• Problem details: Exact reproduction of the data is required, with images excluded.

*-*-*

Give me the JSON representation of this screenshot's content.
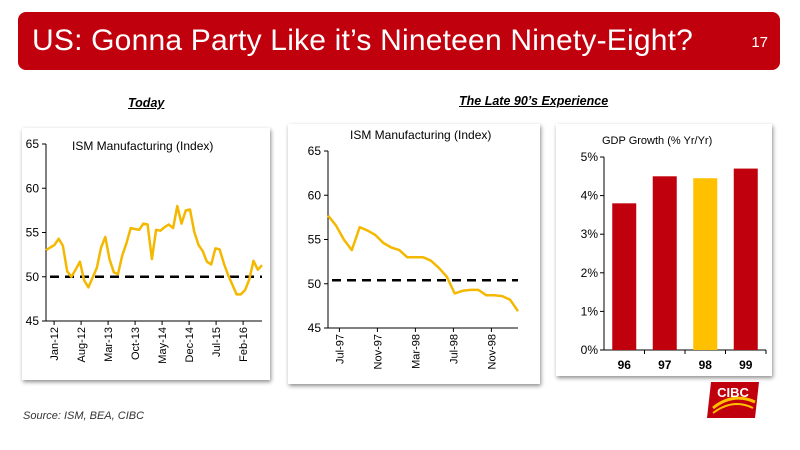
{
  "slide": {
    "title": "US: Gonna Party Like it’s Nineteen Ninety-Eight?",
    "number": "17",
    "section_today": "Today",
    "section_late90s": "The Late 90’s Experience",
    "source": "Source: ISM, BEA, CIBC",
    "logo_text": "CIBC"
  },
  "colors": {
    "banner": "#c0000c",
    "series_line": "#f5b800",
    "reference_line": "#000000",
    "bar_red": "#c0000c",
    "bar_highlight": "#ffc000"
  },
  "chart_data": [
    {
      "type": "line",
      "title": "ISM Manufacturing (Index)",
      "x_tick_labels": [
        "Jan-12",
        "Aug-12",
        "Mar-13",
        "Oct-13",
        "May-14",
        "Dec-14",
        "Jul-15",
        "Feb-16"
      ],
      "ylim": [
        45,
        65
      ],
      "y_ticks": [
        45,
        50,
        55,
        60,
        65
      ],
      "reference_line": 50,
      "series": [
        {
          "values": [
            53.0,
            53.3,
            53.6,
            54.3,
            53.5,
            50.6,
            50.0,
            50.8,
            51.7,
            49.6,
            48.8,
            49.9,
            51.0,
            53.3,
            54.5,
            52.0,
            50.5,
            50.3,
            52.4,
            53.8,
            55.5,
            55.4,
            55.3,
            56.0,
            55.9,
            52.0,
            55.3,
            55.2,
            55.6,
            55.9,
            55.5,
            58.0,
            56.0,
            57.5,
            57.6,
            55.1,
            53.6,
            52.9,
            51.7,
            51.4,
            53.2,
            53.1,
            51.5,
            50.2,
            49.1,
            48.0,
            48.0,
            48.5,
            49.7,
            51.8,
            50.8,
            51.3
          ]
        }
      ]
    },
    {
      "type": "line",
      "title": "ISM Manufacturing (Index)",
      "x_tick_labels": [
        "Jul-97",
        "Nov-97",
        "Mar-98",
        "Jul-98",
        "Nov-98"
      ],
      "ylim": [
        45,
        65
      ],
      "y_ticks": [
        45,
        50,
        55,
        60,
        65
      ],
      "reference_line": 50.4,
      "series": [
        {
          "values": [
            57.7,
            56.6,
            55.0,
            53.8,
            56.4,
            56.0,
            55.5,
            54.6,
            54.1,
            53.8,
            53.0,
            53.0,
            53.0,
            52.6,
            51.8,
            50.8,
            48.9,
            49.2,
            49.3,
            49.3,
            48.7,
            48.7,
            48.6,
            48.2,
            46.9
          ]
        }
      ]
    },
    {
      "type": "bar",
      "title": "GDP Growth (% Yr/Yr)",
      "categories": [
        "96",
        "97",
        "98",
        "99"
      ],
      "values": [
        3.8,
        4.5,
        4.45,
        4.7
      ],
      "highlight_index": 2,
      "ylim": [
        0,
        5
      ],
      "y_tick_labels": [
        "0%",
        "1%",
        "2%",
        "3%",
        "4%",
        "5%"
      ]
    }
  ]
}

*-*-*

• The completed task:
Give me the JSON representation of this screenshot's content.
{
  "slide": {
    "title": "US: Gonna Party Like it’s Nineteen Ninety-Eight?",
    "number": "17",
    "section_today": "Today",
    "section_late90s": "The Late 90’s Experience",
    "source": "Source: ISM, BEA, CIBC",
    "logo_text": "CIBC"
  },
  "colors": {
    "banner": "#c0000c",
    "series_line": "#f5b800",
    "reference_line": "#000000",
    "bar_red": "#c0000c",
    "bar_highlight": "#ffc000"
  },
  "chart_data": [
    {
      "type": "line",
      "title": "ISM Manufacturing (Index)",
      "x_tick_labels": [
        "Jan-12",
        "Aug-12",
        "Mar-13",
        "Oct-13",
        "May-14",
        "Dec-14",
        "Jul-15",
        "Feb-16"
      ],
      "ylim": [
        45,
        65
      ],
      "y_ticks": [
        45,
        50,
        55,
        60,
        65
      ],
      "reference_line": 50,
      "series": [
        {
          "values": [
            53.0,
            53.3,
            53.6,
            54.3,
            53.5,
            50.6,
            50.0,
            50.8,
            51.7,
            49.6,
            48.8,
            49.9,
            51.0,
            53.3,
            54.5,
            52.0,
            50.5,
            50.3,
            52.4,
            53.8,
            55.5,
            55.4,
            55.3,
            56.0,
            55.9,
            52.0,
            55.3,
            55.2,
            55.6,
            55.9,
            55.5,
            58.0,
            56.0,
            57.5,
            57.6,
            55.1,
            53.6,
            52.9,
            51.7,
            51.4,
            53.2,
            53.1,
            51.5,
            50.2,
            49.1,
            48.0,
            48.0,
            48.5,
            49.7,
            51.8,
            50.8,
            51.3
          ]
        }
      ]
    },
    {
      "type": "line",
      "title": "ISM Manufacturing (Index)",
      "x_tick_labels": [
        "Jul-97",
        "Nov-97",
        "Mar-98",
        "Jul-98",
        "Nov-98"
      ],
      "ylim": [
        45,
        65
      ],
      "y_ticks": [
        45,
        50,
        55,
        60,
        65
      ],
      "reference_line": 50.4,
      "series": [
        {
          "values": [
            57.7,
            56.6,
            55.0,
            53.8,
            56.4,
            56.0,
            55.5,
            54.6,
            54.1,
            53.8,
            53.0,
            53.0,
            53.0,
            52.6,
            51.8,
            50.8,
            48.9,
            49.2,
            49.3,
            49.3,
            48.7,
            48.7,
            48.6,
            48.2,
            46.9
          ]
        }
      ]
    },
    {
      "type": "bar",
      "title": "GDP Growth (% Yr/Yr)",
      "categories": [
        "96",
        "97",
        "98",
        "99"
      ],
      "values": [
        3.8,
        4.5,
        4.45,
        4.7
      ],
      "highlight_index": 2,
      "ylim": [
        0,
        5
      ],
      "y_tick_labels": [
        "0%",
        "1%",
        "2%",
        "3%",
        "4%",
        "5%"
      ]
    }
  ]
}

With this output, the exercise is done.